_Task to carry out:_ From the entries below, copy every line that holds the word "chịu".

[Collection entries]
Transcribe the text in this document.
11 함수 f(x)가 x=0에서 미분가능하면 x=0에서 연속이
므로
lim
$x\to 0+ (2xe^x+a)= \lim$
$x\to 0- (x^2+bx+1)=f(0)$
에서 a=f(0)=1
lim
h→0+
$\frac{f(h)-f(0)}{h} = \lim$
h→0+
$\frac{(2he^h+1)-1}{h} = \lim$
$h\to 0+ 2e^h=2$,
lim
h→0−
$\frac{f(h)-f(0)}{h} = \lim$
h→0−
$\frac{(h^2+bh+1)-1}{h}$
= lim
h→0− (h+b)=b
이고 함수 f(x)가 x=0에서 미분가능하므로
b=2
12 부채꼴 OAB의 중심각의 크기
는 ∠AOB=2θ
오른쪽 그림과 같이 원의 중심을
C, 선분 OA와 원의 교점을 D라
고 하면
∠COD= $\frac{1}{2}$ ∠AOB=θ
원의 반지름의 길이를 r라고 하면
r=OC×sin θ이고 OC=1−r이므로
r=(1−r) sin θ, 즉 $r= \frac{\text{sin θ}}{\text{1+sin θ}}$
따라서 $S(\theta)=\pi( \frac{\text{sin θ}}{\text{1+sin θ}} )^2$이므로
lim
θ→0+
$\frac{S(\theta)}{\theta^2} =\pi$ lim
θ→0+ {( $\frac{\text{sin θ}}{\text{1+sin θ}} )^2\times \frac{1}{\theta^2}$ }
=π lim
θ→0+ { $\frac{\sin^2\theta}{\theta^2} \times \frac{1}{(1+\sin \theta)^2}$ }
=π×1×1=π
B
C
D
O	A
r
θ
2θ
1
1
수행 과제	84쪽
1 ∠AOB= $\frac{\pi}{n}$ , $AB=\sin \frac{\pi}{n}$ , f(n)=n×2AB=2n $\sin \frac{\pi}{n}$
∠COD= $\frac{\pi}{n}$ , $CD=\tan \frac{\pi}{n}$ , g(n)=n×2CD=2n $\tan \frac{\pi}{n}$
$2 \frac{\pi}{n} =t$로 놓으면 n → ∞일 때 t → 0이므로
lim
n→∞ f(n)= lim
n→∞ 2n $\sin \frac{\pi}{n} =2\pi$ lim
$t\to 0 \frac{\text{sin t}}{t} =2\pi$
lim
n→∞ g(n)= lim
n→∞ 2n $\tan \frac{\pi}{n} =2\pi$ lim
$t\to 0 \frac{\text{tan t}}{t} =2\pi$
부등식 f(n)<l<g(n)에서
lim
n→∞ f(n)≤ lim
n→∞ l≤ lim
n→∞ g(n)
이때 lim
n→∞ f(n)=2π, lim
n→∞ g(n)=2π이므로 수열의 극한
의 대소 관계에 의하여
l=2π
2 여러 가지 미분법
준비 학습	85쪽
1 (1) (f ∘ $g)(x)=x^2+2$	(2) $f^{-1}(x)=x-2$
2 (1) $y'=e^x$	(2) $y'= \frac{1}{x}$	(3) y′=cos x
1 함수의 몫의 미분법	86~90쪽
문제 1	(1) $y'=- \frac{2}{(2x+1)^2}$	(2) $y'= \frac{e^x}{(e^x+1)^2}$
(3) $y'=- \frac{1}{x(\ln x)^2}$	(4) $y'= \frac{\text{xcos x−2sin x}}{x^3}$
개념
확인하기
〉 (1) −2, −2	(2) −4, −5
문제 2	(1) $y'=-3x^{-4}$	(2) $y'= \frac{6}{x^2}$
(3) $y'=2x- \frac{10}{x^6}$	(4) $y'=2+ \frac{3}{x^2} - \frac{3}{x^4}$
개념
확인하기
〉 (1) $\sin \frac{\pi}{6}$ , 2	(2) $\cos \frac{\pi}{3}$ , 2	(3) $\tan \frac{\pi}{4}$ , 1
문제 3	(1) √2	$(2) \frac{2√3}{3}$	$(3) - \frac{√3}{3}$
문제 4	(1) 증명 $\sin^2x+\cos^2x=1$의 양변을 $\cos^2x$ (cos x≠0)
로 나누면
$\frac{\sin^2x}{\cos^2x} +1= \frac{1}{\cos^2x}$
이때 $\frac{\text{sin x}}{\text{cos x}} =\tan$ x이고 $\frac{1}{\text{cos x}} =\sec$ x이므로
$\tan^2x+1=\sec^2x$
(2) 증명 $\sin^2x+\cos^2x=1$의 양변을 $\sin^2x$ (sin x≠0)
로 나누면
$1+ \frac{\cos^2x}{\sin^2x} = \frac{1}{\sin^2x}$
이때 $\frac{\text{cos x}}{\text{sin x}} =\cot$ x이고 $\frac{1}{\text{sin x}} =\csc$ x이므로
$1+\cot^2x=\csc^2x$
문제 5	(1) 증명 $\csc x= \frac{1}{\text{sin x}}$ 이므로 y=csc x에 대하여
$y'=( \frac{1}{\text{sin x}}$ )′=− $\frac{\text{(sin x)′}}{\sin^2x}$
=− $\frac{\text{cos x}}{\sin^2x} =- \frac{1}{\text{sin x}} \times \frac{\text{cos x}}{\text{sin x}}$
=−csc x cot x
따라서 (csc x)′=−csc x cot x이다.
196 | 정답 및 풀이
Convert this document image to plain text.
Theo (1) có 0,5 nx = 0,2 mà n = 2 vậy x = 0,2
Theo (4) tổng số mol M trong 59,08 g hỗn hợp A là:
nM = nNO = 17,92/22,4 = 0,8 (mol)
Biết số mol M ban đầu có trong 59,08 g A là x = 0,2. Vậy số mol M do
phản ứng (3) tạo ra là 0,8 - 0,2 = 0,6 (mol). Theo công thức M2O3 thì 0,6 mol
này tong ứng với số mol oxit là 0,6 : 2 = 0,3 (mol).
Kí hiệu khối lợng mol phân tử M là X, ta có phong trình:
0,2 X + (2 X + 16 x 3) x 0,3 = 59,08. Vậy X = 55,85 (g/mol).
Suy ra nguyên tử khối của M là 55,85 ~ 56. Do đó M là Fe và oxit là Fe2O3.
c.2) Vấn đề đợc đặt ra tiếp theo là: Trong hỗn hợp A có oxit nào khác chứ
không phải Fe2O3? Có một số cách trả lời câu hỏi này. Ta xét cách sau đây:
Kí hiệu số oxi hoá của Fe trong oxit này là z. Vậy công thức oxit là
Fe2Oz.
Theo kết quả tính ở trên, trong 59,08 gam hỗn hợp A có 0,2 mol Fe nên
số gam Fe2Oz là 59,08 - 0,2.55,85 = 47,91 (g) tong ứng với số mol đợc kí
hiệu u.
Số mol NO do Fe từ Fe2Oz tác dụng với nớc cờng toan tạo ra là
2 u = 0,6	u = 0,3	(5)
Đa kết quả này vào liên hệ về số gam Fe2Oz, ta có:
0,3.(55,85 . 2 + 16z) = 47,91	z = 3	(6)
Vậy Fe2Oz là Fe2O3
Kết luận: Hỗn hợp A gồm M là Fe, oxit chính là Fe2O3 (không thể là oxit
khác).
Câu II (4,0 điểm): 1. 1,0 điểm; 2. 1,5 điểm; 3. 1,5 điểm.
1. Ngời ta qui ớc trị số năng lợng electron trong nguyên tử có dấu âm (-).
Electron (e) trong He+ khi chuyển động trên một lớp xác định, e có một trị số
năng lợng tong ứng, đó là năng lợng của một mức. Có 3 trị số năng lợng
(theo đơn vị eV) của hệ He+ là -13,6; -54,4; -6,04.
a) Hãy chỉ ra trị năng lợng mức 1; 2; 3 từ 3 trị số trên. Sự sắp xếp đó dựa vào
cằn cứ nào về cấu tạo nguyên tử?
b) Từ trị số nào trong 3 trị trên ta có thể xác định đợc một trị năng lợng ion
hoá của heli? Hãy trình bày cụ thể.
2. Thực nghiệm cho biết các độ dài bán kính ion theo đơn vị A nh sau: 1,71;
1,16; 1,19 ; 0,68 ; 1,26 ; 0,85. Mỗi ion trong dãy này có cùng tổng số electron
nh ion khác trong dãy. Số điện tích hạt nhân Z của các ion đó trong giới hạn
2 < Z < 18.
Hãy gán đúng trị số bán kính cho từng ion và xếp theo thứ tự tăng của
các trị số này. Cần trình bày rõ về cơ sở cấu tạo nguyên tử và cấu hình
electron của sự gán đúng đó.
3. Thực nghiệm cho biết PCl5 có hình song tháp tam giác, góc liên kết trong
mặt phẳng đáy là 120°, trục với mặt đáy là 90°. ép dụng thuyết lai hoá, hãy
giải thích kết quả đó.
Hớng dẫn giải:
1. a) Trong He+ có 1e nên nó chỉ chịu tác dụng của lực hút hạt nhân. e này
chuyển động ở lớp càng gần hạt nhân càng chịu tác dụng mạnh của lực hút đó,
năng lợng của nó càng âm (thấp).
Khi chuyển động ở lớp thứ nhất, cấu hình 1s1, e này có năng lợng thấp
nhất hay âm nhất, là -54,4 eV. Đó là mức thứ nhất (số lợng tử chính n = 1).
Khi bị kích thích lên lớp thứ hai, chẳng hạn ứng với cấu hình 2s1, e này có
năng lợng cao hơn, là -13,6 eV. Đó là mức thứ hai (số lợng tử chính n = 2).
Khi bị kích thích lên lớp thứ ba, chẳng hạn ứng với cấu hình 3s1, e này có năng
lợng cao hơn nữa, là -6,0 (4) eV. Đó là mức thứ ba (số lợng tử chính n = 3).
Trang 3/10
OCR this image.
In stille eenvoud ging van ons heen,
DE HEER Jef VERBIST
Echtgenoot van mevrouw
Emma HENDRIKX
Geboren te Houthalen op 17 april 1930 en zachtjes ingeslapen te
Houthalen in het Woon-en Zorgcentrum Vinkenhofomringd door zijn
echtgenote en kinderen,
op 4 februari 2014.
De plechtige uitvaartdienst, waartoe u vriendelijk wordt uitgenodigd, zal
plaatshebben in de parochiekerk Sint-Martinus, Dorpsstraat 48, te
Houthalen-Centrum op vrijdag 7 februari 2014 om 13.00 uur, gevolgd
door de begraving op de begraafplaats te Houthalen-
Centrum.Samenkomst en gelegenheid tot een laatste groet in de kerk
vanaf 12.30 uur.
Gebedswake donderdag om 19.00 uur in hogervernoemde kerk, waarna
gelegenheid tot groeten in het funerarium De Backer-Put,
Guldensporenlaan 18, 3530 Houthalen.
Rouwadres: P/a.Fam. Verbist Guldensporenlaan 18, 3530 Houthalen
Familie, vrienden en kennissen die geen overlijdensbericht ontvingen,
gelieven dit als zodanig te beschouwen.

_Answer to this task:_
1. a) Trong He+ có 1e nên nó chỉ chịu tác dụng của lực hút hạt nhân. e này
chuyển động ở lớp càng gần hạt nhân càng chịu tác dụng mạnh của lực hút đó,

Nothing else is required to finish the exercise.